## START Records to use

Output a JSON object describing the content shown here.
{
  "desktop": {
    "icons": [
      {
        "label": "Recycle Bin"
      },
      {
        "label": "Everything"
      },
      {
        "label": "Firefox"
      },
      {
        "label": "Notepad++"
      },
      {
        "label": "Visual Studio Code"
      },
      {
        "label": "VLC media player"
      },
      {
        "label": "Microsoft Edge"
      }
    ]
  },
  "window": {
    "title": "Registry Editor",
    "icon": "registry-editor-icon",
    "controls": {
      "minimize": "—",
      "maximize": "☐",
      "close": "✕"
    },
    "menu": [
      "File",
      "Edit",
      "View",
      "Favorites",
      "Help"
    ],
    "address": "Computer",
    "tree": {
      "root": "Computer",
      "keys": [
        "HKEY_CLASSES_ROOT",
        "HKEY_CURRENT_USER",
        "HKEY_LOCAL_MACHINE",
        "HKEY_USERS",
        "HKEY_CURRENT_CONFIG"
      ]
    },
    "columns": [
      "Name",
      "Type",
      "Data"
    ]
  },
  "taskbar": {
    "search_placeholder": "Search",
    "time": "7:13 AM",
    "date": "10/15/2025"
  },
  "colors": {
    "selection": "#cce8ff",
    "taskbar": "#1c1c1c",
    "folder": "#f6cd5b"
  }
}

## END Records to use

Task: Find each line holding "label". Copy it out.

Solution to this task:
        "label": "Recycle Bin"
        "label": "Everything"
        "label": "Firefox"
        "label": "Notepad++"
        "label": "Visual Studio Code"
        "label": "VLC media player"
        "label": "Microsoft Edge"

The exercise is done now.